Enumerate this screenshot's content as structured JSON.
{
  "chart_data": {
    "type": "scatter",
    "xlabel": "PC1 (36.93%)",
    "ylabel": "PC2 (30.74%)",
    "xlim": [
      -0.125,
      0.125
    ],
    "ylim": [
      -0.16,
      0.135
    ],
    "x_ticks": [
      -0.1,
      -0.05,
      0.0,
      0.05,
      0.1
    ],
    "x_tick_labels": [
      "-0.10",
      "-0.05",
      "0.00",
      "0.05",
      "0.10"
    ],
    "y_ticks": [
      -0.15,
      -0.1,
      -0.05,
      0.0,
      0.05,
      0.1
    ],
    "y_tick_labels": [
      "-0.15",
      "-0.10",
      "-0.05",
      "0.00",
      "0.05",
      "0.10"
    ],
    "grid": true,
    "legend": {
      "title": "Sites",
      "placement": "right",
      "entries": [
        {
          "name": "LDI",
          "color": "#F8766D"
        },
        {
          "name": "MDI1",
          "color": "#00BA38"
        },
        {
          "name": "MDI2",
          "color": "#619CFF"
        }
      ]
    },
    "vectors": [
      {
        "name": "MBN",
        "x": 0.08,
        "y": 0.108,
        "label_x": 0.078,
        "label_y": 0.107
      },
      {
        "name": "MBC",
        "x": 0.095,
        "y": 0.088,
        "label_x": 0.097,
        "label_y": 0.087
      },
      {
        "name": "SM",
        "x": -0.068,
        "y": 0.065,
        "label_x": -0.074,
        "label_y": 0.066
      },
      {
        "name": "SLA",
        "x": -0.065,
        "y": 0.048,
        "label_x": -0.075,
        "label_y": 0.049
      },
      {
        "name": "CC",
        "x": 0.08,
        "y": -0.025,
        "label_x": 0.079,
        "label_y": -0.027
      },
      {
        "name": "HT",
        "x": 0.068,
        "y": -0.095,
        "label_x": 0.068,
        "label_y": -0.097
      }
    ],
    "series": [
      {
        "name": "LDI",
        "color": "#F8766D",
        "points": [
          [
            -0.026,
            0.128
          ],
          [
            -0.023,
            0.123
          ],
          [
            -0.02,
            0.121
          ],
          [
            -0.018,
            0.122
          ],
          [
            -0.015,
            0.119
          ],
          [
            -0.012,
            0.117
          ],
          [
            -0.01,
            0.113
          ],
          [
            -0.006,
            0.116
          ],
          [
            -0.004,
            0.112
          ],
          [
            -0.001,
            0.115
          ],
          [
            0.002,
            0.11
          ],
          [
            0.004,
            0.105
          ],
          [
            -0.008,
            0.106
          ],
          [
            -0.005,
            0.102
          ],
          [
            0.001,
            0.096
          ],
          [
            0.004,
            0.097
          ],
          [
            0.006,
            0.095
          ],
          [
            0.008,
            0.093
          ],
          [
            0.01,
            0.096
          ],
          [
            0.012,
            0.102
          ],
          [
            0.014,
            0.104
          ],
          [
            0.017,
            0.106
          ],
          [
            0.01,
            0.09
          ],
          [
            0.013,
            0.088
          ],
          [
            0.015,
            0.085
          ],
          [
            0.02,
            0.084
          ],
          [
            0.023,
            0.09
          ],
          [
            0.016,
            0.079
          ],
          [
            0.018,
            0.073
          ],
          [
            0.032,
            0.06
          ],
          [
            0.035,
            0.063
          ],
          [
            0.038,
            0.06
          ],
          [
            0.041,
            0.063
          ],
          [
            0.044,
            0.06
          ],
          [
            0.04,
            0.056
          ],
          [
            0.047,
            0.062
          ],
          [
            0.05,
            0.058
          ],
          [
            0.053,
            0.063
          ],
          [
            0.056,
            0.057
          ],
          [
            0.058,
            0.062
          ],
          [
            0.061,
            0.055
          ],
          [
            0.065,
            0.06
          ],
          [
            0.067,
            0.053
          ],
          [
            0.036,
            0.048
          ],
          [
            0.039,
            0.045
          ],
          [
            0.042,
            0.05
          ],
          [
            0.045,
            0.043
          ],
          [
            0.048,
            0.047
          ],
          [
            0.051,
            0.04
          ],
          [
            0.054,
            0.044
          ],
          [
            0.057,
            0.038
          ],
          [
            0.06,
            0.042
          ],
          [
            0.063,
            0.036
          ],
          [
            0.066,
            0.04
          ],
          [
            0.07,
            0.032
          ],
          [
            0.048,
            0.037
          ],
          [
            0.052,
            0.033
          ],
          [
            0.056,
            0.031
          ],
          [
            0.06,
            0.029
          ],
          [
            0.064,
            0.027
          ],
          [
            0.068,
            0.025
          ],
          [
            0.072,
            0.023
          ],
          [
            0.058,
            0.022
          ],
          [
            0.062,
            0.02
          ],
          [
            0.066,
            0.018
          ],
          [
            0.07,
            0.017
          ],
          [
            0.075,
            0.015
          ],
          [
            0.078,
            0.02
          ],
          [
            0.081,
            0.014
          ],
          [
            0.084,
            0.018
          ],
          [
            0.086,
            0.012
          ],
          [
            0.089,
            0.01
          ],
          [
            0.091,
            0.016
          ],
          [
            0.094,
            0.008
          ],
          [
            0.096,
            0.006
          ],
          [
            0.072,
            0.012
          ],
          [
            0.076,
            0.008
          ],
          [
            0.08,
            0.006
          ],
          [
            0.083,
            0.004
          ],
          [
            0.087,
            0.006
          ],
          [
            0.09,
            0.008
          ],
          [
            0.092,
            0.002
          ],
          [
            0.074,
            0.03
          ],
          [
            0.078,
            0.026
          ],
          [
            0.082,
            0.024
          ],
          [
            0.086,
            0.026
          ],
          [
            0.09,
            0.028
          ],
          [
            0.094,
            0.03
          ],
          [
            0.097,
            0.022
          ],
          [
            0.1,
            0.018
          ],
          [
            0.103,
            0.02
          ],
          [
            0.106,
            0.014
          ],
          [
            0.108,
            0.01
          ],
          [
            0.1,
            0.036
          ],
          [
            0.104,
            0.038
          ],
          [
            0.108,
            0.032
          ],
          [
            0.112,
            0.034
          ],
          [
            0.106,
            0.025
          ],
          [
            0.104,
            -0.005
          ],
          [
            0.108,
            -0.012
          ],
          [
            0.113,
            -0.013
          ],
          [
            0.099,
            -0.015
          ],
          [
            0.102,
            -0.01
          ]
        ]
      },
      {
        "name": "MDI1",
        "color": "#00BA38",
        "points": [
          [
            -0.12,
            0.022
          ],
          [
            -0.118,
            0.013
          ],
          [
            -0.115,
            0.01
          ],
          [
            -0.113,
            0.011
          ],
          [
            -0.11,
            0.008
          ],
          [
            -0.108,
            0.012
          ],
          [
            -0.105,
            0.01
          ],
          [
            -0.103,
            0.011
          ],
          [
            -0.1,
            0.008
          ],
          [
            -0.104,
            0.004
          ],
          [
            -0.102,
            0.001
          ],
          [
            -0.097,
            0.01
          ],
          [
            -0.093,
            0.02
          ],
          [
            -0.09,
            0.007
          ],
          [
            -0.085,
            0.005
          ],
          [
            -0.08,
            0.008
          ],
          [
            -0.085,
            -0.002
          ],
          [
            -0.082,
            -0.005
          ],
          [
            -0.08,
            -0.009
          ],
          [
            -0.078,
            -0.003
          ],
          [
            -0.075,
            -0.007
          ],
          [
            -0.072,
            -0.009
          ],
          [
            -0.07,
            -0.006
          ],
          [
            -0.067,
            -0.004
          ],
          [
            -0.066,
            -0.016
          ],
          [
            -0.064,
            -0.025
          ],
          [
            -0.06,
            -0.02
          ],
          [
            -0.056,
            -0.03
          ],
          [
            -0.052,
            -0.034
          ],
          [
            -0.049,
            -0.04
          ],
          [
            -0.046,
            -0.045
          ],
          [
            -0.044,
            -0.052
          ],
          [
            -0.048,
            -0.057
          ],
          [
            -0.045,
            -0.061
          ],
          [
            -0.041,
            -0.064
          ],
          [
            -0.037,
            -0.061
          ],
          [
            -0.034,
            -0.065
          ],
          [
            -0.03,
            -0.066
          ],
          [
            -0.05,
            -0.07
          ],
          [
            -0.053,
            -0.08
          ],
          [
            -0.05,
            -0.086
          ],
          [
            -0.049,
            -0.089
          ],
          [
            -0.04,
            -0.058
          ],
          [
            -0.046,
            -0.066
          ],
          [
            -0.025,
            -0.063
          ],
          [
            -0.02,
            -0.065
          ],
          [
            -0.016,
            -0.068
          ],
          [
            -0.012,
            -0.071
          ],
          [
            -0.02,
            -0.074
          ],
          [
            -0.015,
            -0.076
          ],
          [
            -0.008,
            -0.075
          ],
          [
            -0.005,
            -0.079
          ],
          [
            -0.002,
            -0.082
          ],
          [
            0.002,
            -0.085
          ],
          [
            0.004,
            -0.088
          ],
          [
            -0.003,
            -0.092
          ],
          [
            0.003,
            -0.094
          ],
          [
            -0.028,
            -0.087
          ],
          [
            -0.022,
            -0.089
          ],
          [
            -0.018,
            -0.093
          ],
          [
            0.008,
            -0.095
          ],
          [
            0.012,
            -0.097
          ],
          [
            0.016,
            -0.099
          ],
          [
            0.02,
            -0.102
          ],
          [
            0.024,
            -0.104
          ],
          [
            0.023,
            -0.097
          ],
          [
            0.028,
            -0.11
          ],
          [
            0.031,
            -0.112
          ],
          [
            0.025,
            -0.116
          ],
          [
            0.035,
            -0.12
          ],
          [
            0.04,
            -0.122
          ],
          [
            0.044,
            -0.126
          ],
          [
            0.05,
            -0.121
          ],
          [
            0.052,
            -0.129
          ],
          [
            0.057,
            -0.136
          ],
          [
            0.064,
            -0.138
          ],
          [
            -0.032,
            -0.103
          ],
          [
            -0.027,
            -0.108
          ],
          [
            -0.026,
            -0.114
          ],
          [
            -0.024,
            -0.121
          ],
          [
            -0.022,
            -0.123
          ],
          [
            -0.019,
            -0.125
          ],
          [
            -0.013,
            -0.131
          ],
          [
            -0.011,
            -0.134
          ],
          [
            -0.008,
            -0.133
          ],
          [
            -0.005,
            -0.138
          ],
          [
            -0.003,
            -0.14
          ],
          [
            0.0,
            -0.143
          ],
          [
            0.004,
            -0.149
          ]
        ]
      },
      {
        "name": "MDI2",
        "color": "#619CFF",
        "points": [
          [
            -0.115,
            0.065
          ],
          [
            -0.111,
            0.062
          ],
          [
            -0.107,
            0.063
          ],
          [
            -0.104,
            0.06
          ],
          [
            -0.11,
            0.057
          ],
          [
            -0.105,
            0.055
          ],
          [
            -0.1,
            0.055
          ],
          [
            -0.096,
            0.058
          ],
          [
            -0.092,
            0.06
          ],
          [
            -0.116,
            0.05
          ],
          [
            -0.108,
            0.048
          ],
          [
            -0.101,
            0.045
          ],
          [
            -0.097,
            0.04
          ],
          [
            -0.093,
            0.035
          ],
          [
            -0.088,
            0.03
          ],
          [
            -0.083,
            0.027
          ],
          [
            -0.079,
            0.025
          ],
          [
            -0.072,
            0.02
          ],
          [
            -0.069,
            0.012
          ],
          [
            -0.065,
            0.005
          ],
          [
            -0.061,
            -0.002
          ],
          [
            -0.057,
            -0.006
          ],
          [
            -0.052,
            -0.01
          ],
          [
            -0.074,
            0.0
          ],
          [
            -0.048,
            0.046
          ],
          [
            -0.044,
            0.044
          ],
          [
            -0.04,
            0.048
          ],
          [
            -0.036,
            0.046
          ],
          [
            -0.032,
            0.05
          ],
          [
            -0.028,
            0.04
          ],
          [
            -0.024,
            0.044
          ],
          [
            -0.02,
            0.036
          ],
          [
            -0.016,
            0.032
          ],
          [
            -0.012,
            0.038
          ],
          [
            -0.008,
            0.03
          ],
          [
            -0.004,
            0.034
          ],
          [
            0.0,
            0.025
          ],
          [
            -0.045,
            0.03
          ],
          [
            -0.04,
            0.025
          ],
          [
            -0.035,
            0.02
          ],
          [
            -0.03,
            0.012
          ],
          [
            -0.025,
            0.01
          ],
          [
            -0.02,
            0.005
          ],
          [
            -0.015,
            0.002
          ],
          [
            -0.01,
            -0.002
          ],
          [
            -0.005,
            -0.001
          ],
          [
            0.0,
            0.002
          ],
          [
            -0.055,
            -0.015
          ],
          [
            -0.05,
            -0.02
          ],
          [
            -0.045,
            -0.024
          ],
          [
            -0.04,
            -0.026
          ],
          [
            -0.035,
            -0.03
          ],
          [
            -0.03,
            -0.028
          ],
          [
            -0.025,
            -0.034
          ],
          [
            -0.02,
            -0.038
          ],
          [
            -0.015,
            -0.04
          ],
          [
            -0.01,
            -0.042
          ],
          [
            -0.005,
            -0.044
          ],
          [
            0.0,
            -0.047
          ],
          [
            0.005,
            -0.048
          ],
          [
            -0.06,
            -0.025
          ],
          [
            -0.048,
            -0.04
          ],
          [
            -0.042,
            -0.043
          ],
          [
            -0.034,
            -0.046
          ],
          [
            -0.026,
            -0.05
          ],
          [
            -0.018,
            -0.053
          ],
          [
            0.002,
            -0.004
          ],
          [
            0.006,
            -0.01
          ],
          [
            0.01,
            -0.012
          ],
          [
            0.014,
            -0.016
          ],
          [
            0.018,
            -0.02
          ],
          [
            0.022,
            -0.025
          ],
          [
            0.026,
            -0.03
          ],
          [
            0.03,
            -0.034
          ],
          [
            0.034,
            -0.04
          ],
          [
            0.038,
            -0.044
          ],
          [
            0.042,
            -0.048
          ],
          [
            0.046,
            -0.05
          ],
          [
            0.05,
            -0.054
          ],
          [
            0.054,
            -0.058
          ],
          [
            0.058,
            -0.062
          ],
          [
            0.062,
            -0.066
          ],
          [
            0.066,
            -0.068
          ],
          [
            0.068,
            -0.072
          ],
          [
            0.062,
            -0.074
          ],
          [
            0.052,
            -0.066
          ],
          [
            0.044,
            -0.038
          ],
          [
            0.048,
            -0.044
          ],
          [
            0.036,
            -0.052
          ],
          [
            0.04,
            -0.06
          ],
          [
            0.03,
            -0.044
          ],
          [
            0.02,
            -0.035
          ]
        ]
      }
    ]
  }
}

+++++

→ **STATED GOAL**
Find each line with the string "name" and copy it out.

→ **COMPLETED EXERCISE**
          "name": "LDI",
          "name": "MDI1",
          "name": "MDI2",
        "name": "MBN",
        "name": "MBC",
        "name": "SM",
        "name": "SLA",
        "name": "CC",
        "name": "HT",
        "name": "LDI",
        "name": "MDI1",
        "name": "MDI2",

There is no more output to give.